Data extracted from a collection
* * *

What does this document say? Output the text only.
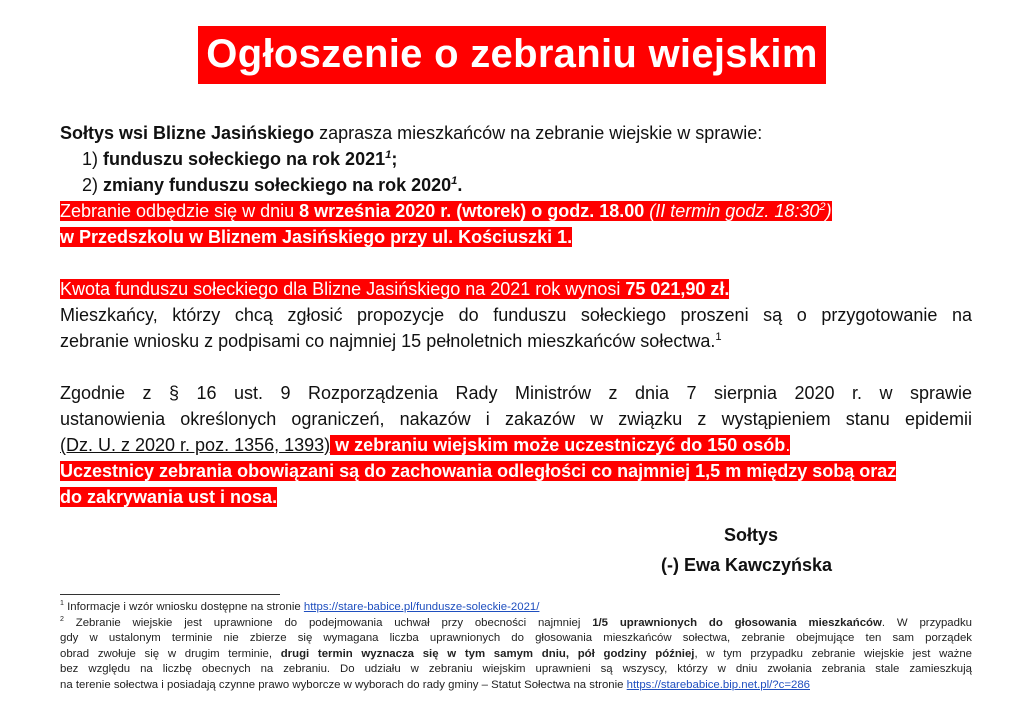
Ogłoszenie o zebraniu wiejskim
Sołtys wsi Blizne Jasińskiego zaprasza mieszkańców na zebranie wiejskie w sprawie:
1) funduszu sołeckiego na rok 2021$^1$;
2) zmiany funduszu sołeckiego na rok 2020$^1$.
Zebranie odbędzie się w dniu 8 września 2020 r. (wtorek) o godz. 18.00 (II termin godz. $18:30^2$)
w Przedszkolu w Bliznem Jasińskiego przy ul. Kościuszki 1.
Kwota funduszu sołeckiego dla Blizne Jasińskiego na 2021 rok wynosi 75 021,90 zł.
Mieszkańcy, którzy chcą zgłosić propozycje do funduszu sołeckiego proszeni są o przygotowanie na
zebranie wniosku z podpisami co najmniej 15 pełnoletnich mieszkańców sołectwa.$^1$
Zgodnie z § 16 ust. 9 Rozporządzenia Rady Ministrów z dnia 7 sierpnia 2020 r. w sprawie
ustanowienia określonych ograniczeń, nakazów i zakazów w związku z wystąpieniem stanu epidemii
(Dz. U. z 2020 r. poz. 1356, 1393) w zebraniu wiejskim może uczestniczyć do 150 osób.
Uczestnicy zebrania obowiązani są do zachowania odległości co najmniej 1,5 m między sobą oraz
do zakrywania ust i nosa.
Sołtys
(-) Ewa Kawczyńska
$^1$ Informacje i wzór wniosku dostępne na stronie https://stare-babice.pl/fundusze-soleckie-2021/
$^2$ Zebranie wiejskie jest uprawnione do podejmowania uchwał przy obecności najmniej 1/5 uprawnionych do głosowania mieszkańców. W przypadku
gdy w ustalonym terminie nie zbierze się wymagana liczba uprawnionych do głosowania mieszkańców sołectwa, zebranie obejmujące ten sam porządek
obrad zwołuje się w drugim terminie, drugi termin wyznacza się w tym samym dniu, pół godziny później, w tym przypadku zebranie wiejskie jest ważne
bez względu na liczbę obecnych na zebraniu. Do udziału w zebraniu wiejskim uprawnieni są wszyscy, którzy w dniu zwołania zebrania stale zamieszkują
na terenie sołectwa i posiadają czynne prawo wyborcze w wyborach do rady gminy – Statut Sołectwa na stronie https://starebabice.bip.net.pl/?c=286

* * *

▶ _What is being asked_: Without the pictures, repeat the listing above exactly.

▶ _Final result_:
What does this document say? Output the text only.
Ogłoszenie o zebraniu wiejskim
Sołtys wsi Blizne Jasińskiego zaprasza mieszkańców na zebranie wiejskie w sprawie:
1) funduszu sołeckiego na rok 2021$^1$;
2) zmiany funduszu sołeckiego na rok 2020$^1$.
Zebranie odbędzie się w dniu 8 września 2020 r. (wtorek) o godz. 18.00 (II termin godz. $18:30^2$)
w Przedszkolu w Bliznem Jasińskiego przy ul. Kościuszki 1.
Kwota funduszu sołeckiego dla Blizne Jasińskiego na 2021 rok wynosi 75 021,90 zł.
Mieszkańcy, którzy chcą zgłosić propozycje do funduszu sołeckiego proszeni są o przygotowanie na
zebranie wniosku z podpisami co najmniej 15 pełnoletnich mieszkańców sołectwa.$^1$
Zgodnie z § 16 ust. 9 Rozporządzenia Rady Ministrów z dnia 7 sierpnia 2020 r. w sprawie
ustanowienia określonych ograniczeń, nakazów i zakazów w związku z wystąpieniem stanu epidemii
(Dz. U. z 2020 r. poz. 1356, 1393) w zebraniu wiejskim może uczestniczyć do 150 osób.
Uczestnicy zebrania obowiązani są do zachowania odległości co najmniej 1,5 m między sobą oraz
do zakrywania ust i nosa.
Sołtys
(-) Ewa Kawczyńska
$^1$ Informacje i wzór wniosku dostępne na stronie https://stare-babice.pl/fundusze-soleckie-2021/
$^2$ Zebranie wiejskie jest uprawnione do podejmowania uchwał przy obecności najmniej 1/5 uprawnionych do głosowania mieszkańców. W przypadku
gdy w ustalonym terminie nie zbierze się wymagana liczba uprawnionych do głosowania mieszkańców sołectwa, zebranie obejmujące ten sam porządek
obrad zwołuje się w drugim terminie, drugi termin wyznacza się w tym samym dniu, pół godziny później, w tym przypadku zebranie wiejskie jest ważne
bez względu na liczbę obecnych na zebraniu. Do udziału w zebraniu wiejskim uprawnieni są wszyscy, którzy w dniu zwołania zebrania stale zamieszkują
na terenie sołectwa i posiadają czynne prawo wyborcze w wyborach do rady gminy – Statut Sołectwa na stronie https://starebabice.bip.net.pl/?c=286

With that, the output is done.